= Problem to work on =
Search the data for the word "image". Reproduce every line where it is found.

::::::::

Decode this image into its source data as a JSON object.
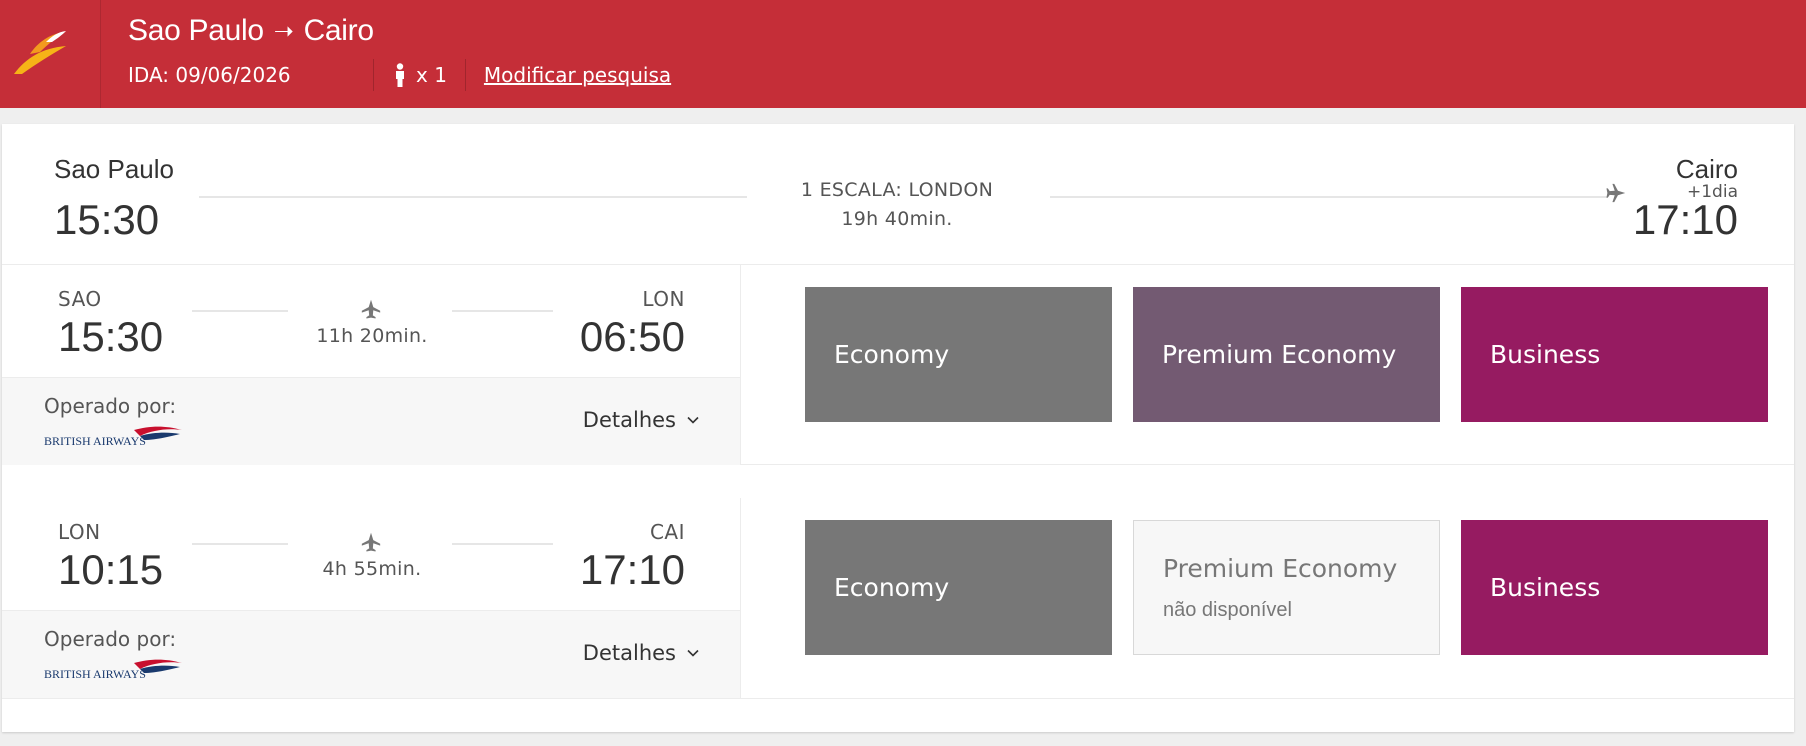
{
  "header": {
    "origin": "Sao Paulo",
    "arrow": "➝",
    "destination": "Cairo",
    "ida": "IDA: 09/06/2026",
    "passengers": "x 1",
    "modify_label": "Modificar pesquisa"
  },
  "summary": {
    "from_city": "Sao Paulo",
    "from_time": "15:30",
    "stops": "1 ESCALA: LONDON",
    "total_duration": "19h 40min.",
    "to_city": "Cairo",
    "plus_day": "+1dia",
    "to_time": "17:10"
  },
  "segments": [
    {
      "dep_code": "SAO",
      "dep_time": "15:30",
      "duration": "11h 20min.",
      "arr_code": "LON",
      "arr_time": "06:50",
      "operated_label": "Operado por:",
      "airline_logo_text": "BRITISH AIRWAYS",
      "details_label": "Detalhes",
      "fares": {
        "economy": "Economy",
        "premium": "Premium Economy",
        "business": "Business"
      }
    },
    {
      "dep_code": "LON",
      "dep_time": "10:15",
      "duration": "4h 55min.",
      "arr_code": "CAI",
      "arr_time": "17:10",
      "operated_label": "Operado por:",
      "airline_logo_text": "BRITISH AIRWAYS",
      "details_label": "Detalhes",
      "fares": {
        "economy": "Economy",
        "premium": "Premium Economy",
        "premium_note": "não disponível",
        "business": "Business"
      }
    }
  ],
  "colors": {
    "header": "#c52e38",
    "economy": "#777777",
    "premium": "#735a72",
    "business": "#961b61"
  },
  "icons": [
    "airline-logo-icon",
    "person-icon",
    "plane-icon",
    "chevron-down-icon",
    "british-airways-logo"
  ]
}
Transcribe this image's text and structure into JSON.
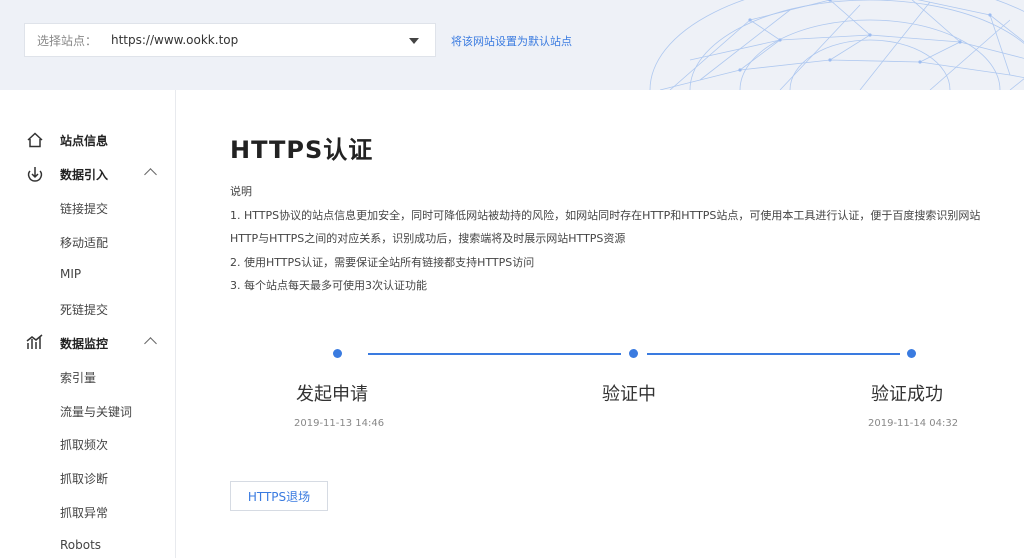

::::::::

= Answer below =
Decode this image into its source data as a JSON object.
Transcribe this image's text and structure into JSON.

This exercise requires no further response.